--- start of TASK DATA ---

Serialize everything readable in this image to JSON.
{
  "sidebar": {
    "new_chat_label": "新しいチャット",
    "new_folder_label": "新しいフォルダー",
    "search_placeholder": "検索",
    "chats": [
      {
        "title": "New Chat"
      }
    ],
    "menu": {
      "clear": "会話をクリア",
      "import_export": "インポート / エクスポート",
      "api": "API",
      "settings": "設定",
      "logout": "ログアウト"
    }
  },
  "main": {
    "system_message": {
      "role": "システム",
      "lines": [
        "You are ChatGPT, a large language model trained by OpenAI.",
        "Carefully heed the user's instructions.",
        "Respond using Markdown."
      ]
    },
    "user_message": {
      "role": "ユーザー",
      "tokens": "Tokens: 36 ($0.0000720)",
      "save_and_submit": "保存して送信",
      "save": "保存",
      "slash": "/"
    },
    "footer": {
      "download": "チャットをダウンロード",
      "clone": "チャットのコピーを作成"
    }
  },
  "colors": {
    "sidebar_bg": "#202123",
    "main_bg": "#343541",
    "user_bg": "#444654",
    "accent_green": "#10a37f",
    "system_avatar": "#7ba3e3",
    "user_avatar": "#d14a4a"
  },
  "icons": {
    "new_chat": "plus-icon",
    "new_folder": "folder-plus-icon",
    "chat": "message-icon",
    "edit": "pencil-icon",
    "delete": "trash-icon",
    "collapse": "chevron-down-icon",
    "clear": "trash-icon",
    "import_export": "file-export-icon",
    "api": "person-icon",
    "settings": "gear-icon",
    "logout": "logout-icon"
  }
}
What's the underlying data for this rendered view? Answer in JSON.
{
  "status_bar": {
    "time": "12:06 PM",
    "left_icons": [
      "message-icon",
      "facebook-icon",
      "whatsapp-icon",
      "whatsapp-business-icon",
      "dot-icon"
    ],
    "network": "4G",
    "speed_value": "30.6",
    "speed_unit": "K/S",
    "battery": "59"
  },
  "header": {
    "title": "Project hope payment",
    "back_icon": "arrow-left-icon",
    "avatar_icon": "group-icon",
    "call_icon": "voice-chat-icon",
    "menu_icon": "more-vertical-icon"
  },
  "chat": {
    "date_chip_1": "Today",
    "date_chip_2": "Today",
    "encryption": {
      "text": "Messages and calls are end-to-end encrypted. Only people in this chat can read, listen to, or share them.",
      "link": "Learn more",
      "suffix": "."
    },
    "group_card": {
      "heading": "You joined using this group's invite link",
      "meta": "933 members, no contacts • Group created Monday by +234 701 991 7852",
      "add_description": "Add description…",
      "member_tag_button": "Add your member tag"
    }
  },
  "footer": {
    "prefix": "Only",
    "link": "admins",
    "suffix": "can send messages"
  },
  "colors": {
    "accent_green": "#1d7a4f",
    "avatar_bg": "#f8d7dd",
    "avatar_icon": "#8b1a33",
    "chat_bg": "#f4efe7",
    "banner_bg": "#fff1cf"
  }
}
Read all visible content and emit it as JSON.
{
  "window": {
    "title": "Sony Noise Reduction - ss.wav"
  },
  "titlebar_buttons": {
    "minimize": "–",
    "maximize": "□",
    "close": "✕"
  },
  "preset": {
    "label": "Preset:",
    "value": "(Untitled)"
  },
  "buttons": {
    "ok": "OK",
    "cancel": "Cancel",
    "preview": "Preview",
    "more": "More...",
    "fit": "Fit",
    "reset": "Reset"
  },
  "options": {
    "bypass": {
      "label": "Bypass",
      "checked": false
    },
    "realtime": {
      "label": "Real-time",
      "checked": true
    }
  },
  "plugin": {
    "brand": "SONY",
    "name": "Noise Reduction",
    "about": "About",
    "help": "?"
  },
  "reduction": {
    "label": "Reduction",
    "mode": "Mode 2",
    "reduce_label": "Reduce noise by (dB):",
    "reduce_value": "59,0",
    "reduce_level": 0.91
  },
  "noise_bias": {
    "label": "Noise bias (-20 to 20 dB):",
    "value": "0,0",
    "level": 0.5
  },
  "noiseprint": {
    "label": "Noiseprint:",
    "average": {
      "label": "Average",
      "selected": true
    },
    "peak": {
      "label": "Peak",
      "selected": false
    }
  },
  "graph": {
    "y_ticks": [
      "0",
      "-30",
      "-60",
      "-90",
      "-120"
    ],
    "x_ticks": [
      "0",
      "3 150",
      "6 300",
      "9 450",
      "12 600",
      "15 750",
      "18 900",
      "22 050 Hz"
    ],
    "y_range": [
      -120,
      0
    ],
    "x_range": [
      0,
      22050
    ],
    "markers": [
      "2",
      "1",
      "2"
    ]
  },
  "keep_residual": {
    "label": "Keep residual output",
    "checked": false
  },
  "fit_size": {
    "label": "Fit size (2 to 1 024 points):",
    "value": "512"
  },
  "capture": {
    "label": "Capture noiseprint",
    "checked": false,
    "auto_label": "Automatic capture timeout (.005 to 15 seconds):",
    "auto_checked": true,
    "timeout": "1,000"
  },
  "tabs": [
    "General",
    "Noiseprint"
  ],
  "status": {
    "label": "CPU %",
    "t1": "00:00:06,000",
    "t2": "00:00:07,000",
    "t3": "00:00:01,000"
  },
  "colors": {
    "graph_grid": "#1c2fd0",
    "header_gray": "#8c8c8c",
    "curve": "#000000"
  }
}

--- end of TASK DATA ---

## TASK STATEMENT
Reproduce each record exactly as it appears.

## OUTPUT OF THE TASK
Serialize everything readable in this image to JSON.
{
  "sidebar": {
    "new_chat_label": "新しいチャット",
    "new_folder_label": "新しいフォルダー",
    "search_placeholder": "検索",
    "chats": [
      {
        "title": "New Chat"
      }
    ],
    "menu": {
      "clear": "会話をクリア",
      "import_export": "インポート / エクスポート",
      "api": "API",
      "settings": "設定",
      "logout": "ログアウト"
    }
  },
  "main": {
    "system_message": {
      "role": "システム",
      "lines": [
        "You are ChatGPT, a large language model trained by OpenAI.",
        "Carefully heed the user's instructions.",
        "Respond using Markdown."
      ]
    },
    "user_message": {
      "role": "ユーザー",
      "tokens": "Tokens: 36 ($0.0000720)",
      "save_and_submit": "保存して送信",
      "save": "保存",
      "slash": "/"
    },
    "footer": {
      "download": "チャットをダウンロード",
      "clone": "チャットのコピーを作成"
    }
  },
  "colors": {
    "sidebar_bg": "#202123",
    "main_bg": "#343541",
    "user_bg": "#444654",
    "accent_green": "#10a37f",
    "system_avatar": "#7ba3e3",
    "user_avatar": "#d14a4a"
  },
  "icons": {
    "new_chat": "plus-icon",
    "new_folder": "folder-plus-icon",
    "chat": "message-icon",
    "edit": "pencil-icon",
    "delete": "trash-icon",
    "collapse": "chevron-down-icon",
    "clear": "trash-icon",
    "import_export": "file-export-icon",
    "api": "person-icon",
    "settings": "gear-icon",
    "logout": "logout-icon"
  }
}
What's the underlying data for this rendered view? Answer in JSON.
{
  "status_bar": {
    "time": "12:06 PM",
    "left_icons": [
      "message-icon",
      "facebook-icon",
      "whatsapp-icon",
      "whatsapp-business-icon",
      "dot-icon"
    ],
    "network": "4G",
    "speed_value": "30.6",
    "speed_unit": "K/S",
    "battery": "59"
  },
  "header": {
    "title": "Project hope payment",
    "back_icon": "arrow-left-icon",
    "avatar_icon": "group-icon",
    "call_icon": "voice-chat-icon",
    "menu_icon": "more-vertical-icon"
  },
  "chat": {
    "date_chip_1": "Today",
    "date_chip_2": "Today",
    "encryption": {
      "text": "Messages and calls are end-to-end encrypted. Only people in this chat can read, listen to, or share them.",
      "link": "Learn more",
      "suffix": "."
    },
    "group_card": {
      "heading": "You joined using this group's invite link",
      "meta": "933 members, no contacts • Group created Monday by +234 701 991 7852",
      "add_description": "Add description…",
      "member_tag_button": "Add your member tag"
    }
  },
  "footer": {
    "prefix": "Only",
    "link": "admins",
    "suffix": "can send messages"
  },
  "colors": {
    "accent_green": "#1d7a4f",
    "avatar_bg": "#f8d7dd",
    "avatar_icon": "#8b1a33",
    "chat_bg": "#f4efe7",
    "banner_bg": "#fff1cf"
  }
}
Read all visible content and emit it as JSON.
{
  "window": {
    "title": "Sony Noise Reduction - ss.wav"
  },
  "titlebar_buttons": {
    "minimize": "–",
    "maximize": "□",
    "close": "✕"
  },
  "preset": {
    "label": "Preset:",
    "value": "(Untitled)"
  },
  "buttons": {
    "ok": "OK",
    "cancel": "Cancel",
    "preview": "Preview",
    "more": "More...",
    "fit": "Fit",
    "reset": "Reset"
  },
  "options": {
    "bypass": {
      "label": "Bypass",
      "checked": false
    },
    "realtime": {
      "label": "Real-time",
      "checked": true
    }
  },
  "plugin": {
    "brand": "SONY",
    "name": "Noise Reduction",
    "about": "About",
    "help": "?"
  },
  "reduction": {
    "label": "Reduction",
    "mode": "Mode 2",
    "reduce_label": "Reduce noise by (dB):",
    "reduce_value": "59,0",
    "reduce_level": 0.91
  },
  "noise_bias": {
    "label": "Noise bias (-20 to 20 dB):",
    "value": "0,0",
    "level": 0.5
  },
  "noiseprint": {
    "label": "Noiseprint:",
    "average": {
      "label": "Average",
      "selected": true
    },
    "peak": {
      "label": "Peak",
      "selected": false
    }
  },
  "graph": {
    "y_ticks": [
      "0",
      "-30",
      "-60",
      "-90",
      "-120"
    ],
    "x_ticks": [
      "0",
      "3 150",
      "6 300",
      "9 450",
      "12 600",
      "15 750",
      "18 900",
      "22 050 Hz"
    ],
    "y_range": [
      -120,
      0
    ],
    "x_range": [
      0,
      22050
    ],
    "markers": [
      "2",
      "1",
      "2"
    ]
  },
  "keep_residual": {
    "label": "Keep residual output",
    "checked": false
  },
  "fit_size": {
    "label": "Fit size (2 to 1 024 points):",
    "value": "512"
  },
  "capture": {
    "label": "Capture noiseprint",
    "checked": false,
    "auto_label": "Automatic capture timeout (.005 to 15 seconds):",
    "auto_checked": true,
    "timeout": "1,000"
  },
  "tabs": [
    "General",
    "Noiseprint"
  ],
  "status": {
    "label": "CPU %",
    "t1": "00:00:06,000",
    "t2": "00:00:07,000",
    "t3": "00:00:01,000"
  },
  "colors": {
    "graph_grid": "#1c2fd0",
    "header_gray": "#8c8c8c",
    "curve": "#000000"
  }
}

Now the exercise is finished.